● YOUR GOAL:
Wherever a line holds the string "JSON", copy that line.

____________

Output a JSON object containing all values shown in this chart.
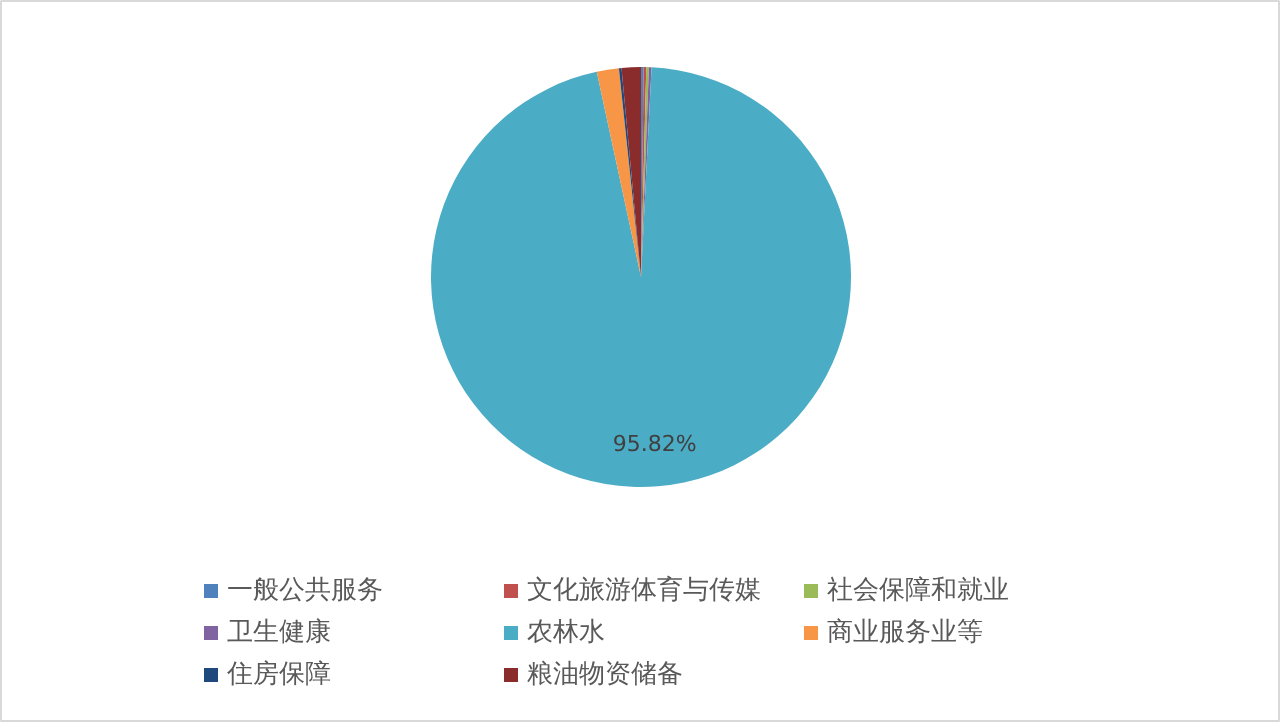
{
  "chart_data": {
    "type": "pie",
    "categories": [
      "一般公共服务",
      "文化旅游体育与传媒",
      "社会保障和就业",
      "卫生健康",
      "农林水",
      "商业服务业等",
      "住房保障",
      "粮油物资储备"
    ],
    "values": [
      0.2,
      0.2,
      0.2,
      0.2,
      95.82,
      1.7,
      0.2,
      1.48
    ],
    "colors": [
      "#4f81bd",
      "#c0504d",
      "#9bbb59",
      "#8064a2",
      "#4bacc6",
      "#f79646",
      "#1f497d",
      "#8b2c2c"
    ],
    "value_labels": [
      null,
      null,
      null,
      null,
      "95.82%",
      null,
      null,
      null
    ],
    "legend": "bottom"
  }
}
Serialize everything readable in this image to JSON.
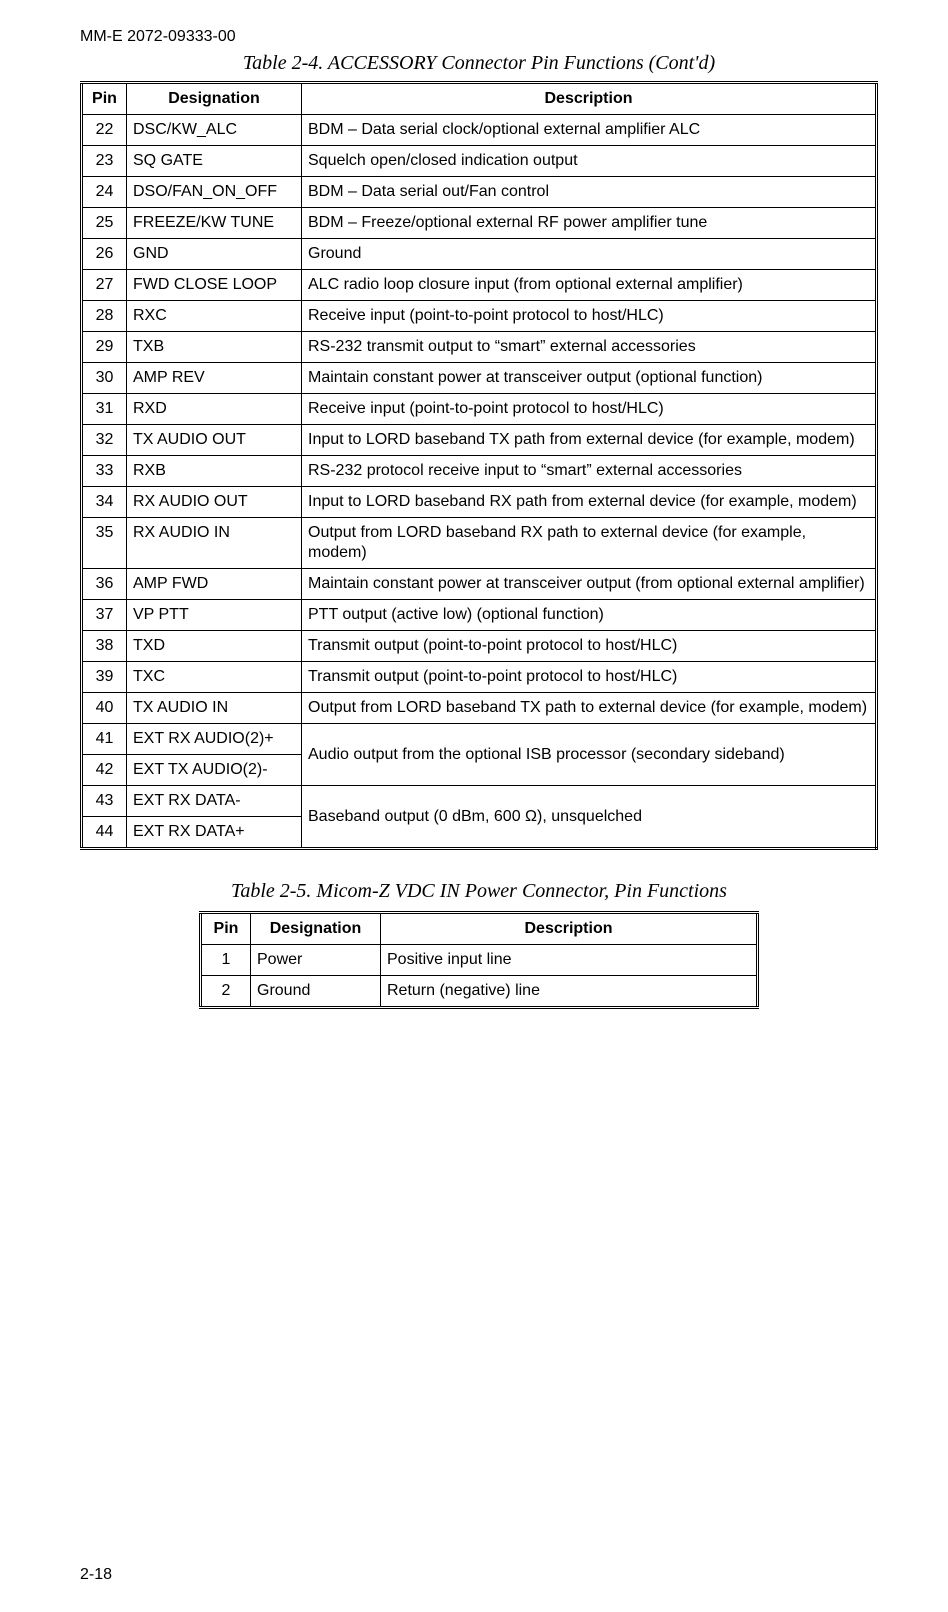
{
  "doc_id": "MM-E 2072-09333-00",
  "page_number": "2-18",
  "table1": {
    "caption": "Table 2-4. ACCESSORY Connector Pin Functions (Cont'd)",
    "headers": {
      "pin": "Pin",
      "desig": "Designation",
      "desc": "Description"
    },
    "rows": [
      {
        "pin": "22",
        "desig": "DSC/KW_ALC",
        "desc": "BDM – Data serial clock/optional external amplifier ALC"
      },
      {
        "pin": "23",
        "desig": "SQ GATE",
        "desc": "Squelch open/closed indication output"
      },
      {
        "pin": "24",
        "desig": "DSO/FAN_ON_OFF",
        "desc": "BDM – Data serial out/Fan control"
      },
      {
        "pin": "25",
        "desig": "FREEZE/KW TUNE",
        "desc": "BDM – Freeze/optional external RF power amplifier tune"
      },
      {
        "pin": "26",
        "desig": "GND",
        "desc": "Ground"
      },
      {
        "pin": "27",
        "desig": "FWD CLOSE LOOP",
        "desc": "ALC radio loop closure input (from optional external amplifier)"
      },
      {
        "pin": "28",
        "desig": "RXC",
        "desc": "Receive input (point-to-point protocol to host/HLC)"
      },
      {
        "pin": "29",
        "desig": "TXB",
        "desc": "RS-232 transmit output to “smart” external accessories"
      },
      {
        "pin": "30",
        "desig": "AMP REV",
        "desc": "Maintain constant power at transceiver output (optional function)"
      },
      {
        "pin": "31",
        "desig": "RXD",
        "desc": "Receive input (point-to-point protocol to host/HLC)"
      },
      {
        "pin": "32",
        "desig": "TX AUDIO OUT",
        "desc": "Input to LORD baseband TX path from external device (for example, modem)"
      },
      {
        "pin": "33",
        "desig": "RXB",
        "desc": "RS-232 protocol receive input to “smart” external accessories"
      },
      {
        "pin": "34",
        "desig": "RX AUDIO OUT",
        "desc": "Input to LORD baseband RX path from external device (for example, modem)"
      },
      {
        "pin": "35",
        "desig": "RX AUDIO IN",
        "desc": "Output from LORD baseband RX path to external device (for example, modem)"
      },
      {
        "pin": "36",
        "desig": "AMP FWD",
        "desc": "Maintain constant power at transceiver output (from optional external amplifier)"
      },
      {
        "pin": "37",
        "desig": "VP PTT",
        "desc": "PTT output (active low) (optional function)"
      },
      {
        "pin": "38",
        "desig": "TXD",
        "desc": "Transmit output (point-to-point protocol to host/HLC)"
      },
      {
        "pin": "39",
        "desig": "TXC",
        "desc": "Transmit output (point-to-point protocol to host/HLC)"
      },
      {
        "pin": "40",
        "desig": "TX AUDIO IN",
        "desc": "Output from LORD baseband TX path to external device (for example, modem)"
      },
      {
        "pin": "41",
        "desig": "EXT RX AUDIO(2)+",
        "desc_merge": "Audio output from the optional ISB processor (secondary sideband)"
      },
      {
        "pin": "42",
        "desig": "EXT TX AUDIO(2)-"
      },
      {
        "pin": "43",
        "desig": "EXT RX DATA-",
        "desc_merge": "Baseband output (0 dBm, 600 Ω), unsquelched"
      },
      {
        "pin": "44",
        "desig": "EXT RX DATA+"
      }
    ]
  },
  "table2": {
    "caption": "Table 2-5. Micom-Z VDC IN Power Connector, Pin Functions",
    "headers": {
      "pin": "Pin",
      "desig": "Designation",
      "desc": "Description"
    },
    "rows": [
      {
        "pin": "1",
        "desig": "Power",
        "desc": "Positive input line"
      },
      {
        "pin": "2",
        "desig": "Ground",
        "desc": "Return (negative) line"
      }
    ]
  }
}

____________

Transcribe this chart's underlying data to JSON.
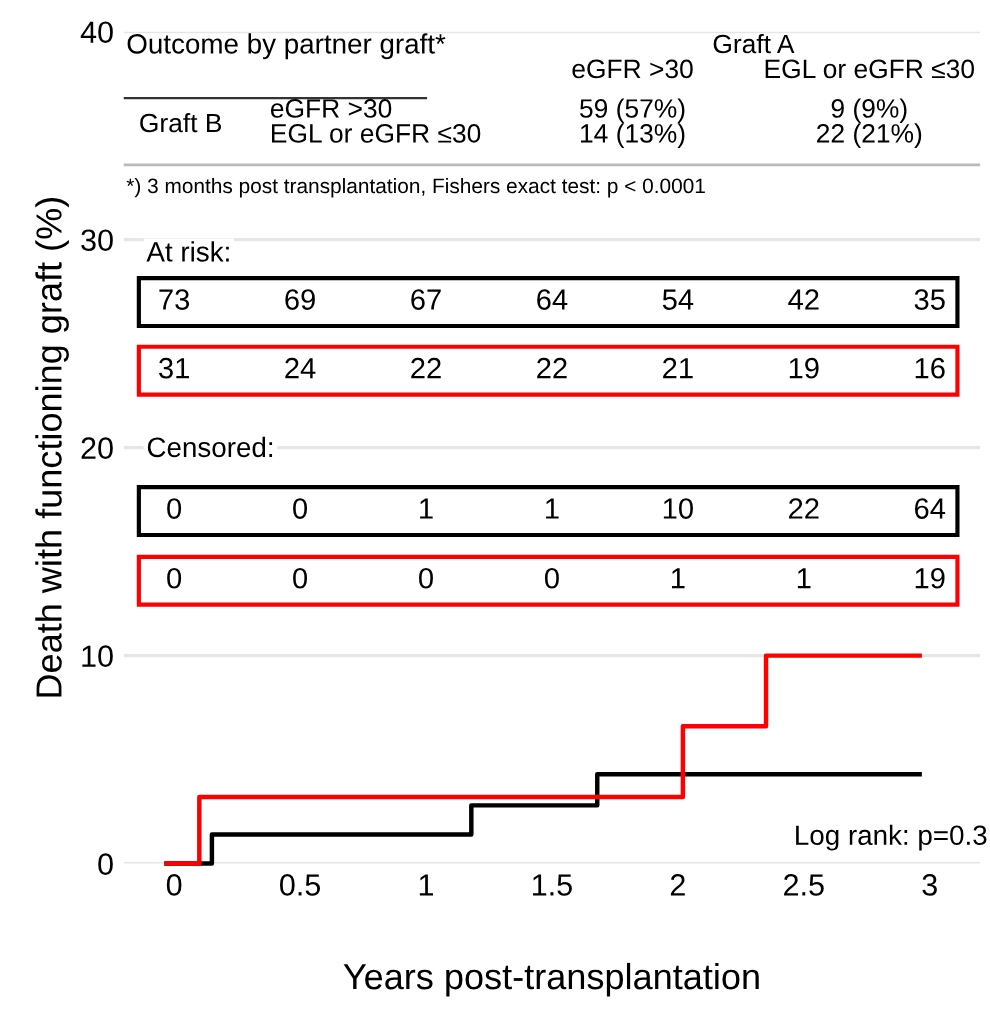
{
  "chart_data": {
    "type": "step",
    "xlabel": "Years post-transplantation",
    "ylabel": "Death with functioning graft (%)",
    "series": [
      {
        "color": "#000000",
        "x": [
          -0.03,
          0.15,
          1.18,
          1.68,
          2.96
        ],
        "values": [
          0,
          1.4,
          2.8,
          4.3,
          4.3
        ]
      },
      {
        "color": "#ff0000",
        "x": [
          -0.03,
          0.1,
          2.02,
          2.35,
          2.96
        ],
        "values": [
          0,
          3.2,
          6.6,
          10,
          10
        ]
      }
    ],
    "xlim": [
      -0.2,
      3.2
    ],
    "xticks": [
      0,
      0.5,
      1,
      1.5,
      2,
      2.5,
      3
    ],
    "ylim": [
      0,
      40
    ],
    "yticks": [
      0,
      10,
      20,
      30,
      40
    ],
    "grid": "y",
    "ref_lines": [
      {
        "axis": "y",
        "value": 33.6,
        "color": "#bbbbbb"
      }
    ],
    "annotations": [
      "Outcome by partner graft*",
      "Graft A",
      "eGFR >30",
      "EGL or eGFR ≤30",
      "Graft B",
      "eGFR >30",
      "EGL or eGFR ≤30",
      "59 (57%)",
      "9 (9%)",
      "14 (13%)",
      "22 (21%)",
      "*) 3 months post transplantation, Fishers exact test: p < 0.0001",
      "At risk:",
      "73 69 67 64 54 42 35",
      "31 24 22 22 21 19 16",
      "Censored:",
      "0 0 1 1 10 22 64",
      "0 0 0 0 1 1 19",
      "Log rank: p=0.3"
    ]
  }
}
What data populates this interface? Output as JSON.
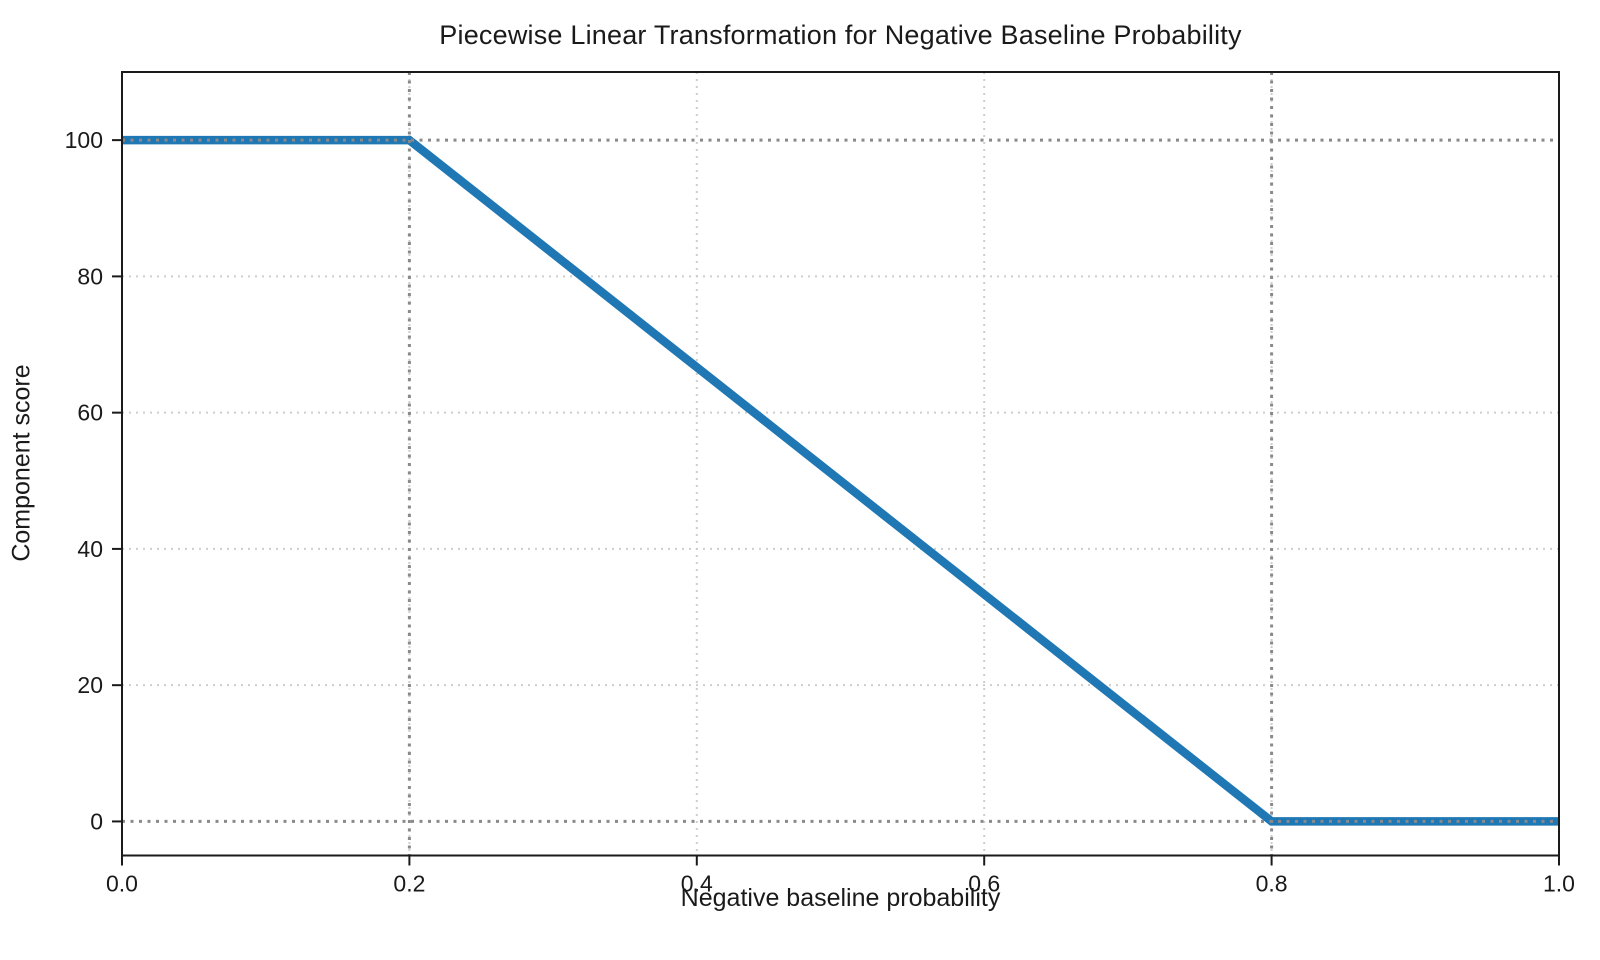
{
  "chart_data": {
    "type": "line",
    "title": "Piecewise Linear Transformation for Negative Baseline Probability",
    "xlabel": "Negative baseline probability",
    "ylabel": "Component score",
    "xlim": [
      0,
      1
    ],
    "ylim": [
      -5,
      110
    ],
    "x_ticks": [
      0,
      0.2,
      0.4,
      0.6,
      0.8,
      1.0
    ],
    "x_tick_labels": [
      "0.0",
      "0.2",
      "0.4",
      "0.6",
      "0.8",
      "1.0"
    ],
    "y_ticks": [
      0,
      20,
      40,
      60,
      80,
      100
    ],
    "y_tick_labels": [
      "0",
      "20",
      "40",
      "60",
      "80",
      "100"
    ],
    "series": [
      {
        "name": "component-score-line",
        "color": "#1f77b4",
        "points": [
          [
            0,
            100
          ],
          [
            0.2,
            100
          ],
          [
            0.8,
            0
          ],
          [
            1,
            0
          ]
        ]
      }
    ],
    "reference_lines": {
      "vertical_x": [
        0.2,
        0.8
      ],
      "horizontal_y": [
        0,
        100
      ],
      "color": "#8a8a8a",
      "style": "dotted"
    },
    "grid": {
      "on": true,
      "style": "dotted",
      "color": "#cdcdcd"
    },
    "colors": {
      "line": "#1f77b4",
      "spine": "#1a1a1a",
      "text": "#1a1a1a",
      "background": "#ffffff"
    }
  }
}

____________

● ANSWER:
Output a JSON object containing all values shown in this chart.
Serialize everything readable in this image to JSON.
Transcribe this chart's underlying data to JSON.
What data populates this interface? Output as JSON.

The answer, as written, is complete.